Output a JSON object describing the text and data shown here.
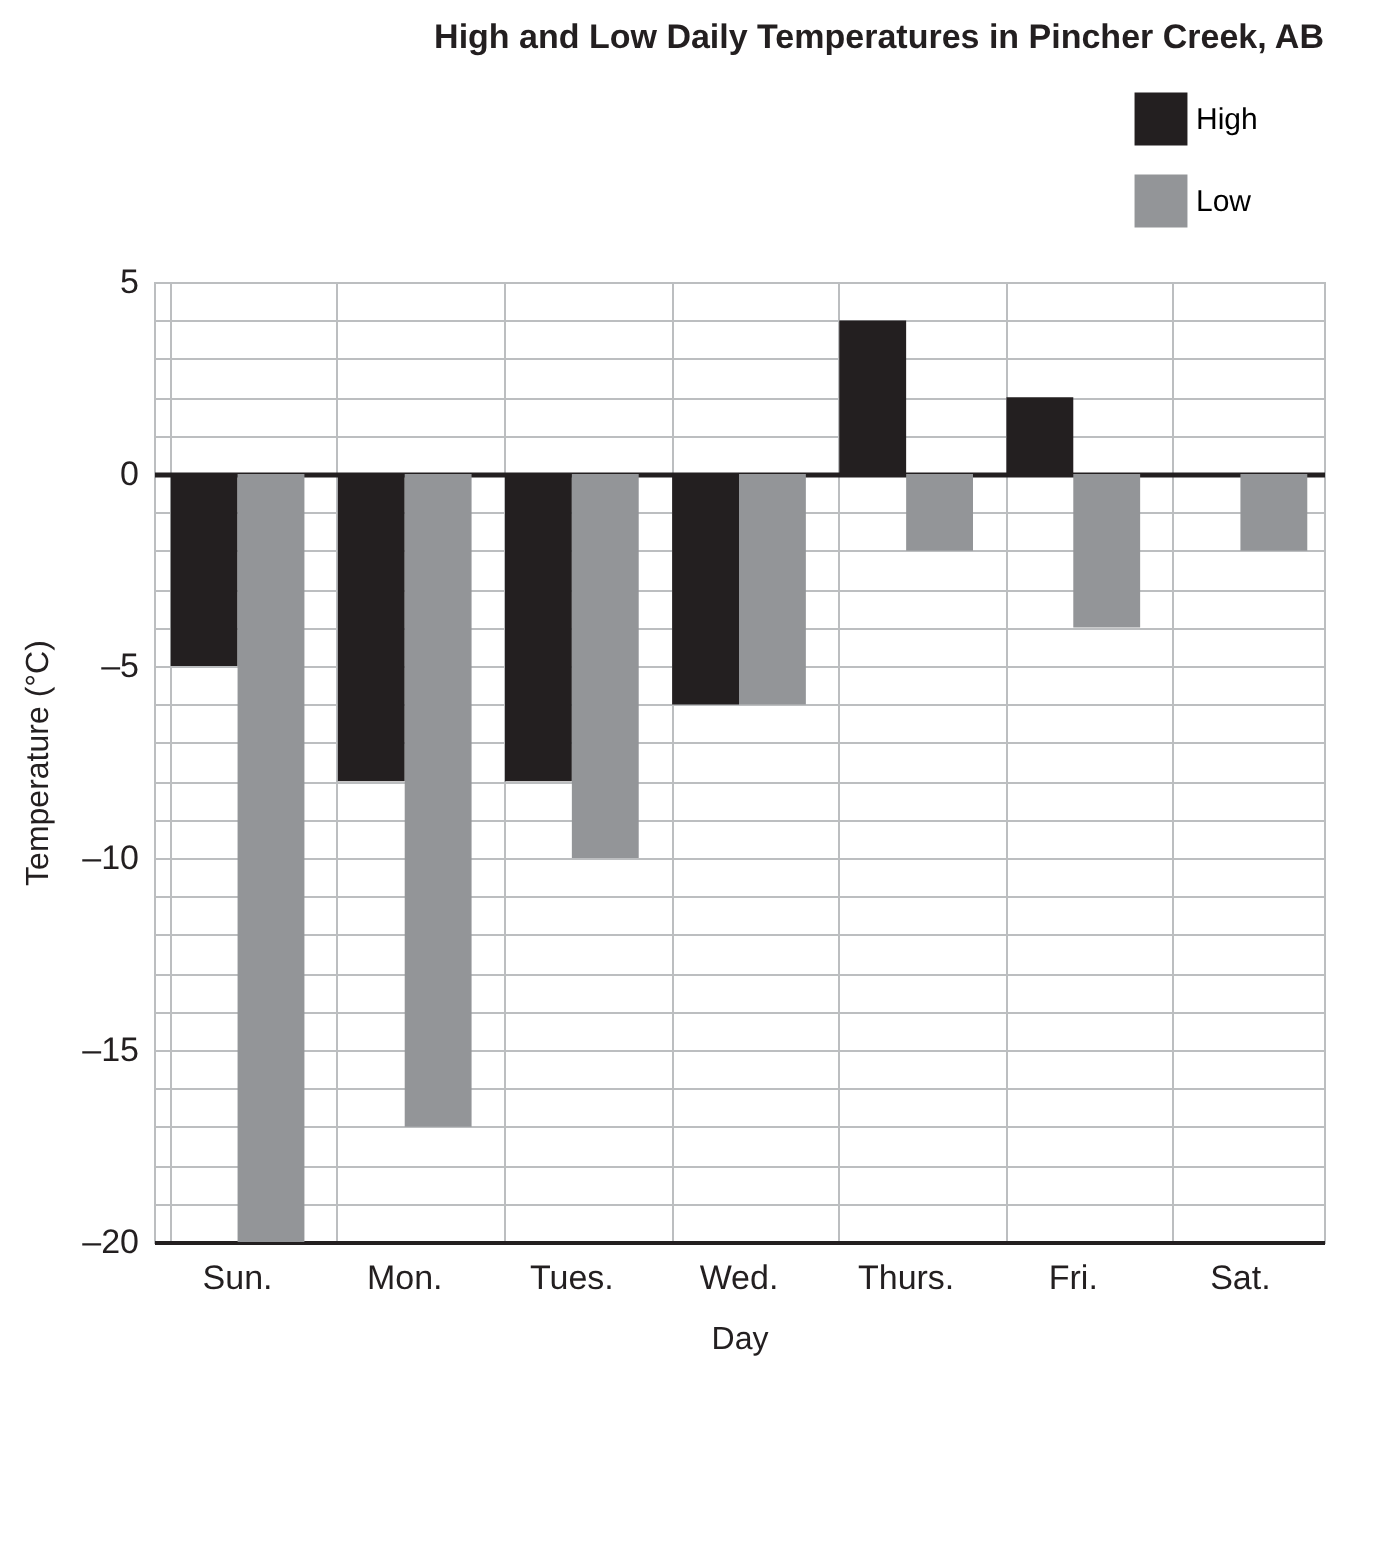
{
  "chart_data": {
    "type": "bar",
    "title": "High and Low Daily Temperatures in Pincher Creek, AB",
    "xlabel": "Day",
    "ylabel": "Temperature (°C)",
    "categories": [
      "Sun.",
      "Mon.",
      "Tues.",
      "Wed.",
      "Thurs.",
      "Fri.",
      "Sat."
    ],
    "series": [
      {
        "name": "High",
        "color": "#231f20",
        "values": [
          -5,
          -8,
          -8,
          -6,
          4,
          2,
          0
        ]
      },
      {
        "name": "Low",
        "color": "#939598",
        "values": [
          -20,
          -17,
          -10,
          -6,
          -2,
          -4,
          -2
        ]
      }
    ],
    "ylim": [
      -20,
      5
    ],
    "yticks": [
      {
        "value": -20,
        "label": "–20"
      },
      {
        "value": -19,
        "label": null
      },
      {
        "value": -18,
        "label": null
      },
      {
        "value": -17,
        "label": null
      },
      {
        "value": -16,
        "label": null
      },
      {
        "value": -15,
        "label": "–15"
      },
      {
        "value": -14,
        "label": null
      },
      {
        "value": -13,
        "label": null
      },
      {
        "value": -12,
        "label": null
      },
      {
        "value": -11,
        "label": null
      },
      {
        "value": -10,
        "label": "–10"
      },
      {
        "value": -9,
        "label": null
      },
      {
        "value": -8,
        "label": null
      },
      {
        "value": -7,
        "label": null
      },
      {
        "value": -6,
        "label": null
      },
      {
        "value": -5,
        "label": "–5"
      },
      {
        "value": -4,
        "label": null
      },
      {
        "value": -3,
        "label": null
      },
      {
        "value": -2,
        "label": null
      },
      {
        "value": -1,
        "label": null
      },
      0,
      {
        "value": 1,
        "label": null
      },
      {
        "value": 2,
        "label": null
      },
      {
        "value": 3,
        "label": null
      },
      {
        "value": 4,
        "label": null
      },
      5
    ],
    "grid": true,
    "legend": "top right"
  }
}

_ _ _

Output all of the data exactly as it stands, minus any images.

= COMPLETE RESPONSE =
Output a JSON object describing the text and data shown here.
{
  "chart_data": {
    "type": "bar",
    "title": "High and Low Daily Temperatures in Pincher Creek, AB",
    "xlabel": "Day",
    "ylabel": "Temperature (°C)",
    "categories": [
      "Sun.",
      "Mon.",
      "Tues.",
      "Wed.",
      "Thurs.",
      "Fri.",
      "Sat."
    ],
    "series": [
      {
        "name": "High",
        "color": "#231f20",
        "values": [
          -5,
          -8,
          -8,
          -6,
          4,
          2,
          0
        ]
      },
      {
        "name": "Low",
        "color": "#939598",
        "values": [
          -20,
          -17,
          -10,
          -6,
          -2,
          -4,
          -2
        ]
      }
    ],
    "ylim": [
      -20,
      5
    ],
    "yticks": [
      {
        "value": -20,
        "label": "–20"
      },
      {
        "value": -19,
        "label": null
      },
      {
        "value": -18,
        "label": null
      },
      {
        "value": -17,
        "label": null
      },
      {
        "value": -16,
        "label": null
      },
      {
        "value": -15,
        "label": "–15"
      },
      {
        "value": -14,
        "label": null
      },
      {
        "value": -13,
        "label": null
      },
      {
        "value": -12,
        "label": null
      },
      {
        "value": -11,
        "label": null
      },
      {
        "value": -10,
        "label": "–10"
      },
      {
        "value": -9,
        "label": null
      },
      {
        "value": -8,
        "label": null
      },
      {
        "value": -7,
        "label": null
      },
      {
        "value": -6,
        "label": null
      },
      {
        "value": -5,
        "label": "–5"
      },
      {
        "value": -4,
        "label": null
      },
      {
        "value": -3,
        "label": null
      },
      {
        "value": -2,
        "label": null
      },
      {
        "value": -1,
        "label": null
      },
      0,
      {
        "value": 1,
        "label": null
      },
      {
        "value": 2,
        "label": null
      },
      {
        "value": 3,
        "label": null
      },
      {
        "value": 4,
        "label": null
      },
      5
    ],
    "grid": true,
    "legend": "top right"
  }
}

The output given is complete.